* Begin Records shown *

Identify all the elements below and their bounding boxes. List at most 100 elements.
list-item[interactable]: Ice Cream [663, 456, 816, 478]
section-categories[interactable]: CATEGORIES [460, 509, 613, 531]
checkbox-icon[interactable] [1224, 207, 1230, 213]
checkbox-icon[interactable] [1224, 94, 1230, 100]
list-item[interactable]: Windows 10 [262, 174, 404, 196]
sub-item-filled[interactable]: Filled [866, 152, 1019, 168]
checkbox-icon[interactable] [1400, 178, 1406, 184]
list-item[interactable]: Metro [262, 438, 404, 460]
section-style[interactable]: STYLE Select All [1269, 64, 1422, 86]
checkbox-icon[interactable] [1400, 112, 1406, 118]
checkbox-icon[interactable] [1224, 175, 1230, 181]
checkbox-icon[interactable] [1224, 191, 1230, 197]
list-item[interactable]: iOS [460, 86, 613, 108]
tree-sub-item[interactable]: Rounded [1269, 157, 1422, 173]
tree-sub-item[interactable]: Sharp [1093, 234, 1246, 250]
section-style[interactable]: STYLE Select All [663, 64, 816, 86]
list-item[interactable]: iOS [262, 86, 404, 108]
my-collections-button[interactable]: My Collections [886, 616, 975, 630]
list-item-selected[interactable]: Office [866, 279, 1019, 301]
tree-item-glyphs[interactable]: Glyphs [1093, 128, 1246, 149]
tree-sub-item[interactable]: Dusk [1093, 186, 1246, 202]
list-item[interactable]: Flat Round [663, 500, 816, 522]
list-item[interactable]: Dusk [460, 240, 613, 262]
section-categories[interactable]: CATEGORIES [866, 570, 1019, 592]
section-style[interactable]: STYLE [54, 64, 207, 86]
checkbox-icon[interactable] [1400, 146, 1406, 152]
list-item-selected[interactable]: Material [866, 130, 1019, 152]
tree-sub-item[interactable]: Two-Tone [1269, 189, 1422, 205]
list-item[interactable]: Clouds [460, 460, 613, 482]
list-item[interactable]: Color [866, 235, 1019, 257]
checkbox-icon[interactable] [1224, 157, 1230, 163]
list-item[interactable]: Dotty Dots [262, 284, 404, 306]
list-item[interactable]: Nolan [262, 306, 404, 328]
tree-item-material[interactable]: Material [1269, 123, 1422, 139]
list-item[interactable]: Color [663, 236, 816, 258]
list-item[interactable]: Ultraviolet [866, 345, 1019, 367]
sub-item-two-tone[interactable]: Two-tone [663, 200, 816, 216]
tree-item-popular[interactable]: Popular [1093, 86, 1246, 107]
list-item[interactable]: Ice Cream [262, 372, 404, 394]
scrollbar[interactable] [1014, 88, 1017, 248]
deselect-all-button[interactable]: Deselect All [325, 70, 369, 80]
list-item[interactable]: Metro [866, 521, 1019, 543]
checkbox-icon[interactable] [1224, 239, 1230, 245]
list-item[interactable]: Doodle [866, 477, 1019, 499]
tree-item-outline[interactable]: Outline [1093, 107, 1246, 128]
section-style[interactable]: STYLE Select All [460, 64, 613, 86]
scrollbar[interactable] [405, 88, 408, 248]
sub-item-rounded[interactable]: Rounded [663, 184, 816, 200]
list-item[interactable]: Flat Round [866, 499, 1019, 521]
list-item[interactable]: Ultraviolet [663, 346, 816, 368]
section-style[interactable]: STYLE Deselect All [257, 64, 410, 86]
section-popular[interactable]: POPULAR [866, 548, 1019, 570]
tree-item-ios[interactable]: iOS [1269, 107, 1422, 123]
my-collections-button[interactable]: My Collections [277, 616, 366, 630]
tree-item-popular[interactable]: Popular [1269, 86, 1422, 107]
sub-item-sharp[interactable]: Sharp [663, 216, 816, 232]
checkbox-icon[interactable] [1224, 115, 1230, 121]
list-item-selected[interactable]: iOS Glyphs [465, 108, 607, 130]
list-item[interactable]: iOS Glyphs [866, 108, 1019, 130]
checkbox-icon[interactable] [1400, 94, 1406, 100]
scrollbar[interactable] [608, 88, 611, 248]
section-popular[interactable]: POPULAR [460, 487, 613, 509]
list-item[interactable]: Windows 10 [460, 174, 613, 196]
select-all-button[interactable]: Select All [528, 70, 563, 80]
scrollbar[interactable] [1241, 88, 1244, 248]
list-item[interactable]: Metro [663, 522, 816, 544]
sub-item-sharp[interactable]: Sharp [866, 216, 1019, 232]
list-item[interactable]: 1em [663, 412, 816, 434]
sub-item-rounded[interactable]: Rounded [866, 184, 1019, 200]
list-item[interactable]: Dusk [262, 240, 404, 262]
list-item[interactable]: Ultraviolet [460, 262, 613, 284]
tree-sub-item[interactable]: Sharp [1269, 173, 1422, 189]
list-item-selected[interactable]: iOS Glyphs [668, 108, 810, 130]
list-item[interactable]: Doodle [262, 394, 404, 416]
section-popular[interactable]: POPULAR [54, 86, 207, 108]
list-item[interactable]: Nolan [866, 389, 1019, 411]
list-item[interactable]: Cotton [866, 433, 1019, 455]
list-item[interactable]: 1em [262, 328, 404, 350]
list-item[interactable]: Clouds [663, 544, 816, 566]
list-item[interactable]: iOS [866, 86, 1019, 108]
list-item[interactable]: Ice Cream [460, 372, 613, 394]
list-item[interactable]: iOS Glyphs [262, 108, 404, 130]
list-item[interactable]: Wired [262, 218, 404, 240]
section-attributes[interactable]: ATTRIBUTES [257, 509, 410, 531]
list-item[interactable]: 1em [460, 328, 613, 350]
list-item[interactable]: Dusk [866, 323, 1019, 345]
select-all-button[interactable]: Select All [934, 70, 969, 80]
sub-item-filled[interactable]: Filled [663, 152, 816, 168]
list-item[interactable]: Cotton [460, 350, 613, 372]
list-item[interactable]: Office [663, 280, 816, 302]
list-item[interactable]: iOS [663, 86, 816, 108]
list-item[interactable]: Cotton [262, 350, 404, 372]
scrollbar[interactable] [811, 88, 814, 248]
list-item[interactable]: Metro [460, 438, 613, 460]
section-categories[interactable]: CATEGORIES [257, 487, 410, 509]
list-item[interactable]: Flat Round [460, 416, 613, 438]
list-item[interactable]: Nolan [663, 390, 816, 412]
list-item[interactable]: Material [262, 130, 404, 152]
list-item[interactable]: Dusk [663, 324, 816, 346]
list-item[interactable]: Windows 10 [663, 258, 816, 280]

* End Records shown *

• Your goal: Can you reproduce every record above line for line, without changing a single character?

• Complete output:
Identify all the elements below and their bounding boxes. List at most 100 elements.
list-item[interactable]: Ice Cream [663, 456, 816, 478]
section-categories[interactable]: CATEGORIES [460, 509, 613, 531]
checkbox-icon[interactable] [1224, 207, 1230, 213]
checkbox-icon[interactable] [1224, 94, 1230, 100]
list-item[interactable]: Windows 10 [262, 174, 404, 196]
sub-item-filled[interactable]: Filled [866, 152, 1019, 168]
checkbox-icon[interactable] [1400, 178, 1406, 184]
list-item[interactable]: Metro [262, 438, 404, 460]
section-style[interactable]: STYLE Select All [1269, 64, 1422, 86]
checkbox-icon[interactable] [1400, 112, 1406, 118]
checkbox-icon[interactable] [1224, 175, 1230, 181]
checkbox-icon[interactable] [1224, 191, 1230, 197]
list-item[interactable]: iOS [460, 86, 613, 108]
tree-sub-item[interactable]: Rounded [1269, 157, 1422, 173]
tree-sub-item[interactable]: Sharp [1093, 234, 1246, 250]
section-style[interactable]: STYLE Select All [663, 64, 816, 86]
list-item[interactable]: iOS [262, 86, 404, 108]
my-collections-button[interactable]: My Collections [886, 616, 975, 630]
list-item-selected[interactable]: Office [866, 279, 1019, 301]
tree-item-glyphs[interactable]: Glyphs [1093, 128, 1246, 149]
tree-sub-item[interactable]: Dusk [1093, 186, 1246, 202]
list-item[interactable]: Flat Round [663, 500, 816, 522]
list-item[interactable]: Dusk [460, 240, 613, 262]
section-categories[interactable]: CATEGORIES [866, 570, 1019, 592]
section-style[interactable]: STYLE [54, 64, 207, 86]
checkbox-icon[interactable] [1400, 146, 1406, 152]
list-item-selected[interactable]: Material [866, 130, 1019, 152]
tree-sub-item[interactable]: Two-Tone [1269, 189, 1422, 205]
list-item[interactable]: Clouds [460, 460, 613, 482]
list-item[interactable]: Color [866, 235, 1019, 257]
checkbox-icon[interactable] [1224, 157, 1230, 163]
list-item[interactable]: Dotty Dots [262, 284, 404, 306]
list-item[interactable]: Nolan [262, 306, 404, 328]
tree-item-material[interactable]: Material [1269, 123, 1422, 139]
list-item[interactable]: Color [663, 236, 816, 258]
list-item[interactable]: Ultraviolet [866, 345, 1019, 367]
sub-item-two-tone[interactable]: Two-tone [663, 200, 816, 216]
tree-item-popular[interactable]: Popular [1093, 86, 1246, 107]
list-item[interactable]: Ice Cream [262, 372, 404, 394]
scrollbar[interactable] [1014, 88, 1017, 248]
deselect-all-button[interactable]: Deselect All [325, 70, 369, 80]
list-item[interactable]: Metro [866, 521, 1019, 543]
checkbox-icon[interactable] [1224, 239, 1230, 245]
list-item[interactable]: Doodle [866, 477, 1019, 499]
tree-item-outline[interactable]: Outline [1093, 107, 1246, 128]
section-style[interactable]: STYLE Select All [460, 64, 613, 86]
scrollbar[interactable] [405, 88, 408, 248]
sub-item-rounded[interactable]: Rounded [663, 184, 816, 200]
list-item[interactable]: Flat Round [866, 499, 1019, 521]
list-item[interactable]: Ultraviolet [663, 346, 816, 368]
section-style[interactable]: STYLE Deselect All [257, 64, 410, 86]
section-popular[interactable]: POPULAR [866, 548, 1019, 570]
tree-item-ios[interactable]: iOS [1269, 107, 1422, 123]
my-collections-button[interactable]: My Collections [277, 616, 366, 630]
tree-item-popular[interactable]: Popular [1269, 86, 1422, 107]
sub-item-sharp[interactable]: Sharp [663, 216, 816, 232]
checkbox-icon[interactable] [1224, 115, 1230, 121]
list-item-selected[interactable]: iOS Glyphs [465, 108, 607, 130]
list-item[interactable]: iOS Glyphs [866, 108, 1019, 130]
checkbox-icon[interactable] [1400, 94, 1406, 100]
scrollbar[interactable] [608, 88, 611, 248]
section-popular[interactable]: POPULAR [460, 487, 613, 509]
list-item[interactable]: Windows 10 [460, 174, 613, 196]
select-all-button[interactable]: Select All [528, 70, 563, 80]
scrollbar[interactable] [1241, 88, 1244, 248]
list-item[interactable]: Metro [663, 522, 816, 544]
sub-item-sharp[interactable]: Sharp [866, 216, 1019, 232]
list-item[interactable]: 1em [663, 412, 816, 434]
sub-item-rounded[interactable]: Rounded [866, 184, 1019, 200]
list-item[interactable]: Dusk [262, 240, 404, 262]
list-item[interactable]: Ultraviolet [460, 262, 613, 284]
tree-sub-item[interactable]: Sharp [1269, 173, 1422, 189]
list-item-selected[interactable]: iOS Glyphs [668, 108, 810, 130]
list-item[interactable]: Doodle [262, 394, 404, 416]
section-popular[interactable]: POPULAR [54, 86, 207, 108]
list-item[interactable]: Nolan [866, 389, 1019, 411]
list-item[interactable]: Cotton [866, 433, 1019, 455]
list-item[interactable]: 1em [262, 328, 404, 350]
list-item[interactable]: Clouds [663, 544, 816, 566]
list-item[interactable]: iOS [866, 86, 1019, 108]
list-item[interactable]: Ice Cream [460, 372, 613, 394]
list-item[interactable]: iOS Glyphs [262, 108, 404, 130]
list-item[interactable]: Wired [262, 218, 404, 240]
section-attributes[interactable]: ATTRIBUTES [257, 509, 410, 531]
list-item[interactable]: 1em [460, 328, 613, 350]
list-item[interactable]: Dusk [866, 323, 1019, 345]
select-all-button[interactable]: Select All [934, 70, 969, 80]
sub-item-filled[interactable]: Filled [663, 152, 816, 168]
list-item[interactable]: Cotton [460, 350, 613, 372]
list-item[interactable]: Office [663, 280, 816, 302]
list-item[interactable]: iOS [663, 86, 816, 108]
list-item[interactable]: Cotton [262, 350, 404, 372]
scrollbar[interactable] [811, 88, 814, 248]
list-item[interactable]: Metro [460, 438, 613, 460]
section-categories[interactable]: CATEGORIES [257, 487, 410, 509]
list-item[interactable]: Flat Round [460, 416, 613, 438]
list-item[interactable]: Nolan [663, 390, 816, 412]
list-item[interactable]: Material [262, 130, 404, 152]
list-item[interactable]: Dusk [663, 324, 816, 346]
list-item[interactable]: Windows 10 [663, 258, 816, 280]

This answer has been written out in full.